Aim of the task >> Within the records below, find each line that holds the string "рабочих", then copy it.

## BEGIN Data for the task

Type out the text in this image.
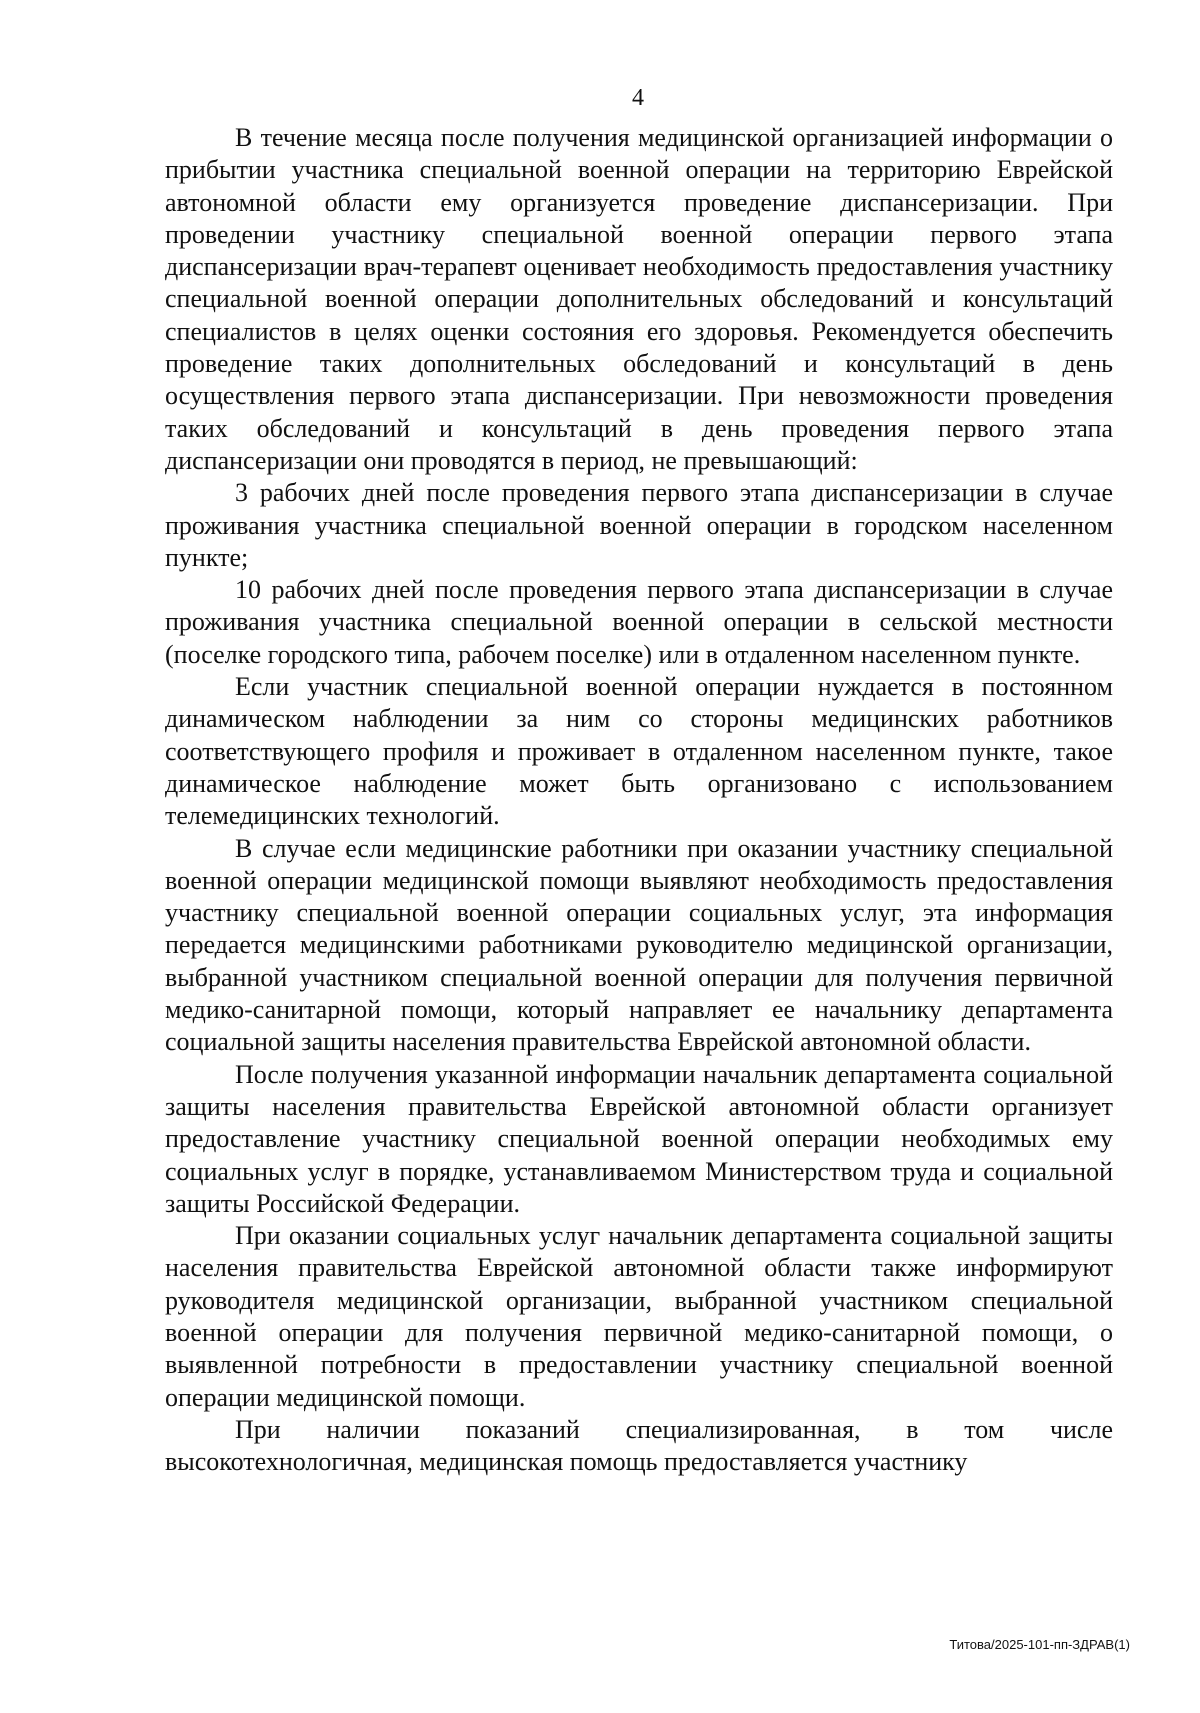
4

В течение месяца после получения медицинской организацией информации о прибытии участника специальной военной операции на территорию Еврейской автономной области ему организуется проведение диспансеризации. При проведении участнику специальной военной операции первого этапа диспансеризации врач-терапевт оценивает необходимость предоставления участнику специальной военной операции дополнительных обследований и консультаций специалистов в целях оценки состояния его здоровья. Рекомендуется обеспечить проведение таких дополнительных обследований и консультаций в день осуществления первого этапа диспансеризации. При невозможности проведения таких обследований и консультаций в день проведения первого этапа диспансеризации они проводятся в период, не превышающий:

3 рабочих дней после проведения первого этапа диспансеризации в случае проживания участника специальной военной операции в городском населенном пункте;

10 рабочих дней после проведения первого этапа диспансеризации в случае проживания участника специальной военной операции в сельской местности (поселке городского типа, рабочем поселке) или в отдаленном населенном пункте.

Если участник специальной военной операции нуждается в постоянном динамическом наблюдении за ним со стороны медицинских работников соответствующего профиля и проживает в отдаленном населенном пункте, такое динамическое наблюдение может быть организовано с использованием телемедицинских технологий.

В случае если медицинские работники при оказании участнику специальной военной операции медицинской помощи выявляют необходимость предоставления участнику специальной военной операции социальных услуг, эта информация передается медицинскими работниками руководителю медицинской организации, выбранной участником специальной военной операции для получения первичной медико-санитарной помощи, который направляет ее начальнику департамента социальной защиты населения правительства Еврейской автономной области.

После получения указанной информации начальник департамента социальной защиты населения правительства Еврейской автономной области организует предоставление участнику специальной военной операции необходимых ему социальных услуг в порядке, устанавливаемом Министерством труда и социальной защиты Российской Федерации.

При оказании социальных услуг начальник департамента социальной защиты населения правительства Еврейской автономной области также информируют руководителя медицинской организации, выбранной участником специальной военной операции для получения первичной медико-санитарной помощи, о выявленной потребности в предоставлении участнику специальной военной операции медицинской помощи.

При наличии показаний специализированная, в том числе высокотехнологичная, медицинская помощь предоставляется участнику

Титова/2025-101-пп-ЗДРАВ(1)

## END Data for the task

The reply >>
3 рабочих дней после проведения первого этапа диспансеризации в случае проживания участника специальной военной операции в городском населенном пункте;
10 рабочих дней после проведения первого этапа диспансеризации в случае проживания участника специальной военной операции в сельской местности (поселке городского типа, рабочем поселке) или в отдаленном населенном пункте.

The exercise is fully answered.